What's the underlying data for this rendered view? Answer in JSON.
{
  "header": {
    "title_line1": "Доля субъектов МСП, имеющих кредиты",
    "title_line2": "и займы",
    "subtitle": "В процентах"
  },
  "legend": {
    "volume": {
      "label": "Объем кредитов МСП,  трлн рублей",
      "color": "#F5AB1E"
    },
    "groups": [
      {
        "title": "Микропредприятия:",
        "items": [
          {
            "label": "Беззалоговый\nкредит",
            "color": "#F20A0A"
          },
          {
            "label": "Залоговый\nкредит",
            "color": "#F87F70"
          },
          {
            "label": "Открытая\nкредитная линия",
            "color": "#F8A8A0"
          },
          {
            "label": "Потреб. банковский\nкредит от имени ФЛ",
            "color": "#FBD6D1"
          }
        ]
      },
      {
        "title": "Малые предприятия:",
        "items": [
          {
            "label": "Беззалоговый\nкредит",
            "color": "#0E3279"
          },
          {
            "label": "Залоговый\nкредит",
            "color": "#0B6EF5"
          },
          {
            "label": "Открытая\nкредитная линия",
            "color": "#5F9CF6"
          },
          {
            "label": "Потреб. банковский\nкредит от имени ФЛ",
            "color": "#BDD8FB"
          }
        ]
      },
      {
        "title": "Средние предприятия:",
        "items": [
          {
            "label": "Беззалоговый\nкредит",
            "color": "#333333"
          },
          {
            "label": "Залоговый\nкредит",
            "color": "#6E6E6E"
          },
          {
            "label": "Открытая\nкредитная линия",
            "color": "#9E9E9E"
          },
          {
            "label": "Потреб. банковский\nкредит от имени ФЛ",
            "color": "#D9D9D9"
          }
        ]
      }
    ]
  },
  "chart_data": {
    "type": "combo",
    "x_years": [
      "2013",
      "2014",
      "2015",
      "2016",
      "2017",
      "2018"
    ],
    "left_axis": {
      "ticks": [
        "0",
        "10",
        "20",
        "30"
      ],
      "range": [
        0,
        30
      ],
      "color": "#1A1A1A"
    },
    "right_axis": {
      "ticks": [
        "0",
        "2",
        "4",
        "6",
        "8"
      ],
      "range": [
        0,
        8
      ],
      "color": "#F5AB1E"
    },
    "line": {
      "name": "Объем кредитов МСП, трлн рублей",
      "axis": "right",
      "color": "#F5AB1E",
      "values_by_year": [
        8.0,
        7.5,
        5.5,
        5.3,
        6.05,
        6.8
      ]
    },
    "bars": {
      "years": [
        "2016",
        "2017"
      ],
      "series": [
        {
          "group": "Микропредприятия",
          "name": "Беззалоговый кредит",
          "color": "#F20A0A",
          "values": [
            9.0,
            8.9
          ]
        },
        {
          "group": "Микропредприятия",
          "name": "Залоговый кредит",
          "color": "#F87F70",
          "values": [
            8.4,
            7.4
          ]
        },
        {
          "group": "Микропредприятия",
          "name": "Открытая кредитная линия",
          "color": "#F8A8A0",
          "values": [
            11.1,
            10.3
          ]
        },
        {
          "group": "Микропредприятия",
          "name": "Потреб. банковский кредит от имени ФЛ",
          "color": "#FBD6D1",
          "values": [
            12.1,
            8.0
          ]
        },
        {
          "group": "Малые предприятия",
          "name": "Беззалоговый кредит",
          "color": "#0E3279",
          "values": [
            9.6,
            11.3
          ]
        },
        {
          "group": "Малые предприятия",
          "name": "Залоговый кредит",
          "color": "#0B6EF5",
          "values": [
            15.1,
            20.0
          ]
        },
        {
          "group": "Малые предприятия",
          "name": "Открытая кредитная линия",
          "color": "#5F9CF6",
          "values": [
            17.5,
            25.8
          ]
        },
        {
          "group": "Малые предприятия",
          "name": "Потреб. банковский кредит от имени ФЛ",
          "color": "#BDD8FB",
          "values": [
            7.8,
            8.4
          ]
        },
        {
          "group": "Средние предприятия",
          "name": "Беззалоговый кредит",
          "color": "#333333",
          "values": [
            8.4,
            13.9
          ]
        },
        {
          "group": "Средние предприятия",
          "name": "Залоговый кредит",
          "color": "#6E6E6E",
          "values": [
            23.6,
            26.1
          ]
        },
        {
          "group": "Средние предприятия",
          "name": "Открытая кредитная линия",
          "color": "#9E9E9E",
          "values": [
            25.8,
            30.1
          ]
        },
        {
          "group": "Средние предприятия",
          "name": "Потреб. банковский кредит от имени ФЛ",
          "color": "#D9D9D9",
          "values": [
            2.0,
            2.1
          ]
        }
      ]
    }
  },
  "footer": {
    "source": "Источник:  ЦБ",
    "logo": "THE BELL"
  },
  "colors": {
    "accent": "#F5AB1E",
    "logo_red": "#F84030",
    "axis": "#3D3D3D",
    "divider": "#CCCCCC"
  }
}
________
### Problem details
Every entry above should be retyped exactly as shown.

### Complete output
What's the underlying data for this rendered view? Answer in JSON.
{
  "header": {
    "title_line1": "Доля субъектов МСП, имеющих кредиты",
    "title_line2": "и займы",
    "subtitle": "В процентах"
  },
  "legend": {
    "volume": {
      "label": "Объем кредитов МСП,  трлн рублей",
      "color": "#F5AB1E"
    },
    "groups": [
      {
        "title": "Микропредприятия:",
        "items": [
          {
            "label": "Беззалоговый\nкредит",
            "color": "#F20A0A"
          },
          {
            "label": "Залоговый\nкредит",
            "color": "#F87F70"
          },
          {
            "label": "Открытая\nкредитная линия",
            "color": "#F8A8A0"
          },
          {
            "label": "Потреб. банковский\nкредит от имени ФЛ",
            "color": "#FBD6D1"
          }
        ]
      },
      {
        "title": "Малые предприятия:",
        "items": [
          {
            "label": "Беззалоговый\nкредит",
            "color": "#0E3279"
          },
          {
            "label": "Залоговый\nкредит",
            "color": "#0B6EF5"
          },
          {
            "label": "Открытая\nкредитная линия",
            "color": "#5F9CF6"
          },
          {
            "label": "Потреб. банковский\nкредит от имени ФЛ",
            "color": "#BDD8FB"
          }
        ]
      },
      {
        "title": "Средние предприятия:",
        "items": [
          {
            "label": "Беззалоговый\nкредит",
            "color": "#333333"
          },
          {
            "label": "Залоговый\nкредит",
            "color": "#6E6E6E"
          },
          {
            "label": "Открытая\nкредитная линия",
            "color": "#9E9E9E"
          },
          {
            "label": "Потреб. банковский\nкредит от имени ФЛ",
            "color": "#D9D9D9"
          }
        ]
      }
    ]
  },
  "chart_data": {
    "type": "combo",
    "x_years": [
      "2013",
      "2014",
      "2015",
      "2016",
      "2017",
      "2018"
    ],
    "left_axis": {
      "ticks": [
        "0",
        "10",
        "20",
        "30"
      ],
      "range": [
        0,
        30
      ],
      "color": "#1A1A1A"
    },
    "right_axis": {
      "ticks": [
        "0",
        "2",
        "4",
        "6",
        "8"
      ],
      "range": [
        0,
        8
      ],
      "color": "#F5AB1E"
    },
    "line": {
      "name": "Объем кредитов МСП, трлн рублей",
      "axis": "right",
      "color": "#F5AB1E",
      "values_by_year": [
        8.0,
        7.5,
        5.5,
        5.3,
        6.05,
        6.8
      ]
    },
    "bars": {
      "years": [
        "2016",
        "2017"
      ],
      "series": [
        {
          "group": "Микропредприятия",
          "name": "Беззалоговый кредит",
          "color": "#F20A0A",
          "values": [
            9.0,
            8.9
          ]
        },
        {
          "group": "Микропредприятия",
          "name": "Залоговый кредит",
          "color": "#F87F70",
          "values": [
            8.4,
            7.4
          ]
        },
        {
          "group": "Микропредприятия",
          "name": "Открытая кредитная линия",
          "color": "#F8A8A0",
          "values": [
            11.1,
            10.3
          ]
        },
        {
          "group": "Микропредприятия",
          "name": "Потреб. банковский кредит от имени ФЛ",
          "color": "#FBD6D1",
          "values": [
            12.1,
            8.0
          ]
        },
        {
          "group": "Малые предприятия",
          "name": "Беззалоговый кредит",
          "color": "#0E3279",
          "values": [
            9.6,
            11.3
          ]
        },
        {
          "group": "Малые предприятия",
          "name": "Залоговый кредит",
          "color": "#0B6EF5",
          "values": [
            15.1,
            20.0
          ]
        },
        {
          "group": "Малые предприятия",
          "name": "Открытая кредитная линия",
          "color": "#5F9CF6",
          "values": [
            17.5,
            25.8
          ]
        },
        {
          "group": "Малые предприятия",
          "name": "Потреб. банковский кредит от имени ФЛ",
          "color": "#BDD8FB",
          "values": [
            7.8,
            8.4
          ]
        },
        {
          "group": "Средние предприятия",
          "name": "Беззалоговый кредит",
          "color": "#333333",
          "values": [
            8.4,
            13.9
          ]
        },
        {
          "group": "Средние предприятия",
          "name": "Залоговый кредит",
          "color": "#6E6E6E",
          "values": [
            23.6,
            26.1
          ]
        },
        {
          "group": "Средние предприятия",
          "name": "Открытая кредитная линия",
          "color": "#9E9E9E",
          "values": [
            25.8,
            30.1
          ]
        },
        {
          "group": "Средние предприятия",
          "name": "Потреб. банковский кредит от имени ФЛ",
          "color": "#D9D9D9",
          "values": [
            2.0,
            2.1
          ]
        }
      ]
    }
  },
  "footer": {
    "source": "Источник:  ЦБ",
    "logo": "THE BELL"
  },
  "colors": {
    "accent": "#F5AB1E",
    "logo_red": "#F84030",
    "axis": "#3D3D3D",
    "divider": "#CCCCCC"
  }
}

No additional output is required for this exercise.